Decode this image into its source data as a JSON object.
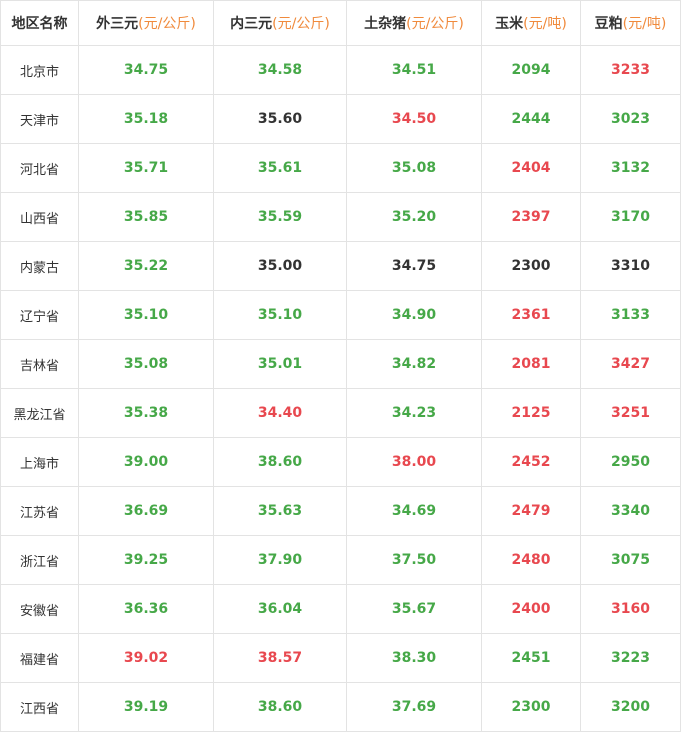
{
  "columns": [
    {
      "label": "地区名称",
      "unit": ""
    },
    {
      "label": "外三元",
      "unit": "(元/公斤)"
    },
    {
      "label": "内三元",
      "unit": "(元/公斤)"
    },
    {
      "label": "土杂猪",
      "unit": "(元/公斤)"
    },
    {
      "label": "玉米",
      "unit": "(元/吨)"
    },
    {
      "label": "豆粕",
      "unit": "(元/吨)"
    }
  ],
  "colors": {
    "green": "#46a848",
    "red": "#e8484f",
    "black": "#333333",
    "unit_orange": "#f08a3c"
  },
  "rows": [
    {
      "region": "北京市",
      "cells": [
        {
          "v": "34.75",
          "c": "green"
        },
        {
          "v": "34.58",
          "c": "green"
        },
        {
          "v": "34.51",
          "c": "green"
        },
        {
          "v": "2094",
          "c": "green"
        },
        {
          "v": "3233",
          "c": "red"
        }
      ]
    },
    {
      "region": "天津市",
      "cells": [
        {
          "v": "35.18",
          "c": "green"
        },
        {
          "v": "35.60",
          "c": "black"
        },
        {
          "v": "34.50",
          "c": "red"
        },
        {
          "v": "2444",
          "c": "green"
        },
        {
          "v": "3023",
          "c": "green"
        }
      ]
    },
    {
      "region": "河北省",
      "cells": [
        {
          "v": "35.71",
          "c": "green"
        },
        {
          "v": "35.61",
          "c": "green"
        },
        {
          "v": "35.08",
          "c": "green"
        },
        {
          "v": "2404",
          "c": "red"
        },
        {
          "v": "3132",
          "c": "green"
        }
      ]
    },
    {
      "region": "山西省",
      "cells": [
        {
          "v": "35.85",
          "c": "green"
        },
        {
          "v": "35.59",
          "c": "green"
        },
        {
          "v": "35.20",
          "c": "green"
        },
        {
          "v": "2397",
          "c": "red"
        },
        {
          "v": "3170",
          "c": "green"
        }
      ]
    },
    {
      "region": "内蒙古",
      "cells": [
        {
          "v": "35.22",
          "c": "green"
        },
        {
          "v": "35.00",
          "c": "black"
        },
        {
          "v": "34.75",
          "c": "black"
        },
        {
          "v": "2300",
          "c": "black"
        },
        {
          "v": "3310",
          "c": "black"
        }
      ]
    },
    {
      "region": "辽宁省",
      "cells": [
        {
          "v": "35.10",
          "c": "green"
        },
        {
          "v": "35.10",
          "c": "green"
        },
        {
          "v": "34.90",
          "c": "green"
        },
        {
          "v": "2361",
          "c": "red"
        },
        {
          "v": "3133",
          "c": "green"
        }
      ]
    },
    {
      "region": "吉林省",
      "cells": [
        {
          "v": "35.08",
          "c": "green"
        },
        {
          "v": "35.01",
          "c": "green"
        },
        {
          "v": "34.82",
          "c": "green"
        },
        {
          "v": "2081",
          "c": "red"
        },
        {
          "v": "3427",
          "c": "red"
        }
      ]
    },
    {
      "region": "黑龙江省",
      "cells": [
        {
          "v": "35.38",
          "c": "green"
        },
        {
          "v": "34.40",
          "c": "red"
        },
        {
          "v": "34.23",
          "c": "green"
        },
        {
          "v": "2125",
          "c": "red"
        },
        {
          "v": "3251",
          "c": "red"
        }
      ]
    },
    {
      "region": "上海市",
      "cells": [
        {
          "v": "39.00",
          "c": "green"
        },
        {
          "v": "38.60",
          "c": "green"
        },
        {
          "v": "38.00",
          "c": "red"
        },
        {
          "v": "2452",
          "c": "red"
        },
        {
          "v": "2950",
          "c": "green"
        }
      ]
    },
    {
      "region": "江苏省",
      "cells": [
        {
          "v": "36.69",
          "c": "green"
        },
        {
          "v": "35.63",
          "c": "green"
        },
        {
          "v": "34.69",
          "c": "green"
        },
        {
          "v": "2479",
          "c": "red"
        },
        {
          "v": "3340",
          "c": "green"
        }
      ]
    },
    {
      "region": "浙江省",
      "cells": [
        {
          "v": "39.25",
          "c": "green"
        },
        {
          "v": "37.90",
          "c": "green"
        },
        {
          "v": "37.50",
          "c": "green"
        },
        {
          "v": "2480",
          "c": "red"
        },
        {
          "v": "3075",
          "c": "green"
        }
      ]
    },
    {
      "region": "安徽省",
      "cells": [
        {
          "v": "36.36",
          "c": "green"
        },
        {
          "v": "36.04",
          "c": "green"
        },
        {
          "v": "35.67",
          "c": "green"
        },
        {
          "v": "2400",
          "c": "red"
        },
        {
          "v": "3160",
          "c": "red"
        }
      ]
    },
    {
      "region": "福建省",
      "cells": [
        {
          "v": "39.02",
          "c": "red"
        },
        {
          "v": "38.57",
          "c": "red"
        },
        {
          "v": "38.30",
          "c": "green"
        },
        {
          "v": "2451",
          "c": "green"
        },
        {
          "v": "3223",
          "c": "green"
        }
      ]
    },
    {
      "region": "江西省",
      "cells": [
        {
          "v": "39.19",
          "c": "green"
        },
        {
          "v": "38.60",
          "c": "green"
        },
        {
          "v": "37.69",
          "c": "green"
        },
        {
          "v": "2300",
          "c": "green"
        },
        {
          "v": "3200",
          "c": "green"
        }
      ]
    }
  ]
}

> [WHAT YOU HAVE TO DO] Copy every entry word for word, but omit the pictures.

> [COMPLETED EXERCISE]
Decode this image into its source data as a JSON object.
{
  "columns": [
    {
      "label": "地区名称",
      "unit": ""
    },
    {
      "label": "外三元",
      "unit": "(元/公斤)"
    },
    {
      "label": "内三元",
      "unit": "(元/公斤)"
    },
    {
      "label": "土杂猪",
      "unit": "(元/公斤)"
    },
    {
      "label": "玉米",
      "unit": "(元/吨)"
    },
    {
      "label": "豆粕",
      "unit": "(元/吨)"
    }
  ],
  "colors": {
    "green": "#46a848",
    "red": "#e8484f",
    "black": "#333333",
    "unit_orange": "#f08a3c"
  },
  "rows": [
    {
      "region": "北京市",
      "cells": [
        {
          "v": "34.75",
          "c": "green"
        },
        {
          "v": "34.58",
          "c": "green"
        },
        {
          "v": "34.51",
          "c": "green"
        },
        {
          "v": "2094",
          "c": "green"
        },
        {
          "v": "3233",
          "c": "red"
        }
      ]
    },
    {
      "region": "天津市",
      "cells": [
        {
          "v": "35.18",
          "c": "green"
        },
        {
          "v": "35.60",
          "c": "black"
        },
        {
          "v": "34.50",
          "c": "red"
        },
        {
          "v": "2444",
          "c": "green"
        },
        {
          "v": "3023",
          "c": "green"
        }
      ]
    },
    {
      "region": "河北省",
      "cells": [
        {
          "v": "35.71",
          "c": "green"
        },
        {
          "v": "35.61",
          "c": "green"
        },
        {
          "v": "35.08",
          "c": "green"
        },
        {
          "v": "2404",
          "c": "red"
        },
        {
          "v": "3132",
          "c": "green"
        }
      ]
    },
    {
      "region": "山西省",
      "cells": [
        {
          "v": "35.85",
          "c": "green"
        },
        {
          "v": "35.59",
          "c": "green"
        },
        {
          "v": "35.20",
          "c": "green"
        },
        {
          "v": "2397",
          "c": "red"
        },
        {
          "v": "3170",
          "c": "green"
        }
      ]
    },
    {
      "region": "内蒙古",
      "cells": [
        {
          "v": "35.22",
          "c": "green"
        },
        {
          "v": "35.00",
          "c": "black"
        },
        {
          "v": "34.75",
          "c": "black"
        },
        {
          "v": "2300",
          "c": "black"
        },
        {
          "v": "3310",
          "c": "black"
        }
      ]
    },
    {
      "region": "辽宁省",
      "cells": [
        {
          "v": "35.10",
          "c": "green"
        },
        {
          "v": "35.10",
          "c": "green"
        },
        {
          "v": "34.90",
          "c": "green"
        },
        {
          "v": "2361",
          "c": "red"
        },
        {
          "v": "3133",
          "c": "green"
        }
      ]
    },
    {
      "region": "吉林省",
      "cells": [
        {
          "v": "35.08",
          "c": "green"
        },
        {
          "v": "35.01",
          "c": "green"
        },
        {
          "v": "34.82",
          "c": "green"
        },
        {
          "v": "2081",
          "c": "red"
        },
        {
          "v": "3427",
          "c": "red"
        }
      ]
    },
    {
      "region": "黑龙江省",
      "cells": [
        {
          "v": "35.38",
          "c": "green"
        },
        {
          "v": "34.40",
          "c": "red"
        },
        {
          "v": "34.23",
          "c": "green"
        },
        {
          "v": "2125",
          "c": "red"
        },
        {
          "v": "3251",
          "c": "red"
        }
      ]
    },
    {
      "region": "上海市",
      "cells": [
        {
          "v": "39.00",
          "c": "green"
        },
        {
          "v": "38.60",
          "c": "green"
        },
        {
          "v": "38.00",
          "c": "red"
        },
        {
          "v": "2452",
          "c": "red"
        },
        {
          "v": "2950",
          "c": "green"
        }
      ]
    },
    {
      "region": "江苏省",
      "cells": [
        {
          "v": "36.69",
          "c": "green"
        },
        {
          "v": "35.63",
          "c": "green"
        },
        {
          "v": "34.69",
          "c": "green"
        },
        {
          "v": "2479",
          "c": "red"
        },
        {
          "v": "3340",
          "c": "green"
        }
      ]
    },
    {
      "region": "浙江省",
      "cells": [
        {
          "v": "39.25",
          "c": "green"
        },
        {
          "v": "37.90",
          "c": "green"
        },
        {
          "v": "37.50",
          "c": "green"
        },
        {
          "v": "2480",
          "c": "red"
        },
        {
          "v": "3075",
          "c": "green"
        }
      ]
    },
    {
      "region": "安徽省",
      "cells": [
        {
          "v": "36.36",
          "c": "green"
        },
        {
          "v": "36.04",
          "c": "green"
        },
        {
          "v": "35.67",
          "c": "green"
        },
        {
          "v": "2400",
          "c": "red"
        },
        {
          "v": "3160",
          "c": "red"
        }
      ]
    },
    {
      "region": "福建省",
      "cells": [
        {
          "v": "39.02",
          "c": "red"
        },
        {
          "v": "38.57",
          "c": "red"
        },
        {
          "v": "38.30",
          "c": "green"
        },
        {
          "v": "2451",
          "c": "green"
        },
        {
          "v": "3223",
          "c": "green"
        }
      ]
    },
    {
      "region": "江西省",
      "cells": [
        {
          "v": "39.19",
          "c": "green"
        },
        {
          "v": "38.60",
          "c": "green"
        },
        {
          "v": "37.69",
          "c": "green"
        },
        {
          "v": "2300",
          "c": "green"
        },
        {
          "v": "3200",
          "c": "green"
        }
      ]
    }
  ]
}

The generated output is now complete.